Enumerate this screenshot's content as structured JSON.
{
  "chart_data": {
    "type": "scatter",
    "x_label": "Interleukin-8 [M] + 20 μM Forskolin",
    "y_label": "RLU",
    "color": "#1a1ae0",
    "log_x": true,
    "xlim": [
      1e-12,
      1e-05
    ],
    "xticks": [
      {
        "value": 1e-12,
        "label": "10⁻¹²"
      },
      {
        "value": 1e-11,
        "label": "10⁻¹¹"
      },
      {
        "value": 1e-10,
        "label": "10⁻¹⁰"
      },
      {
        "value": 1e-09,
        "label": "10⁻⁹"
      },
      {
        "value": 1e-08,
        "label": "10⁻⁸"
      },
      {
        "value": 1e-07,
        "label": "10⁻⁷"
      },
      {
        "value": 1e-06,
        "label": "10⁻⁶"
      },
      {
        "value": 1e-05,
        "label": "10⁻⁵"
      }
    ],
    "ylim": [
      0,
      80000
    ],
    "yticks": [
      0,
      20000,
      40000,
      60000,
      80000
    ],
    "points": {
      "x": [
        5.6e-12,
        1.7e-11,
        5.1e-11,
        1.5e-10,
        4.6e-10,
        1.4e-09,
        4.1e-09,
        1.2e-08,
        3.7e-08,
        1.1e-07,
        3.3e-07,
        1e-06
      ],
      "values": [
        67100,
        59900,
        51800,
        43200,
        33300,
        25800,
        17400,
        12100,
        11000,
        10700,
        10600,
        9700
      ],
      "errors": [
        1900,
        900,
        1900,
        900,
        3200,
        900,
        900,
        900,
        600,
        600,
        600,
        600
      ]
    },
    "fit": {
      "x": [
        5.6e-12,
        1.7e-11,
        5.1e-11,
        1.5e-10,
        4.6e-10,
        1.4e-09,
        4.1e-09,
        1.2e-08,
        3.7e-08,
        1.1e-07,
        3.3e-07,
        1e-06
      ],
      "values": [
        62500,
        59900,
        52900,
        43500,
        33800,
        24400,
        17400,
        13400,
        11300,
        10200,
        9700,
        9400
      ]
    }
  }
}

========================================

- **GOAL**
Set down the material above again, word for word.

- **RESPONSE FOR THIS EXERCISE**
Enumerate this screenshot's content as structured JSON.
{
  "chart_data": {
    "type": "scatter",
    "x_label": "Interleukin-8 [M] + 20 μM Forskolin",
    "y_label": "RLU",
    "color": "#1a1ae0",
    "log_x": true,
    "xlim": [
      1e-12,
      1e-05
    ],
    "xticks": [
      {
        "value": 1e-12,
        "label": "10⁻¹²"
      },
      {
        "value": 1e-11,
        "label": "10⁻¹¹"
      },
      {
        "value": 1e-10,
        "label": "10⁻¹⁰"
      },
      {
        "value": 1e-09,
        "label": "10⁻⁹"
      },
      {
        "value": 1e-08,
        "label": "10⁻⁸"
      },
      {
        "value": 1e-07,
        "label": "10⁻⁷"
      },
      {
        "value": 1e-06,
        "label": "10⁻⁶"
      },
      {
        "value": 1e-05,
        "label": "10⁻⁵"
      }
    ],
    "ylim": [
      0,
      80000
    ],
    "yticks": [
      0,
      20000,
      40000,
      60000,
      80000
    ],
    "points": {
      "x": [
        5.6e-12,
        1.7e-11,
        5.1e-11,
        1.5e-10,
        4.6e-10,
        1.4e-09,
        4.1e-09,
        1.2e-08,
        3.7e-08,
        1.1e-07,
        3.3e-07,
        1e-06
      ],
      "values": [
        67100,
        59900,
        51800,
        43200,
        33300,
        25800,
        17400,
        12100,
        11000,
        10700,
        10600,
        9700
      ],
      "errors": [
        1900,
        900,
        1900,
        900,
        3200,
        900,
        900,
        900,
        600,
        600,
        600,
        600
      ]
    },
    "fit": {
      "x": [
        5.6e-12,
        1.7e-11,
        5.1e-11,
        1.5e-10,
        4.6e-10,
        1.4e-09,
        4.1e-09,
        1.2e-08,
        3.7e-08,
        1.1e-07,
        3.3e-07,
        1e-06
      ],
      "values": [
        62500,
        59900,
        52900,
        43500,
        33800,
        24400,
        17400,
        13400,
        11300,
        10200,
        9700,
        9400
      ]
    }
  }
}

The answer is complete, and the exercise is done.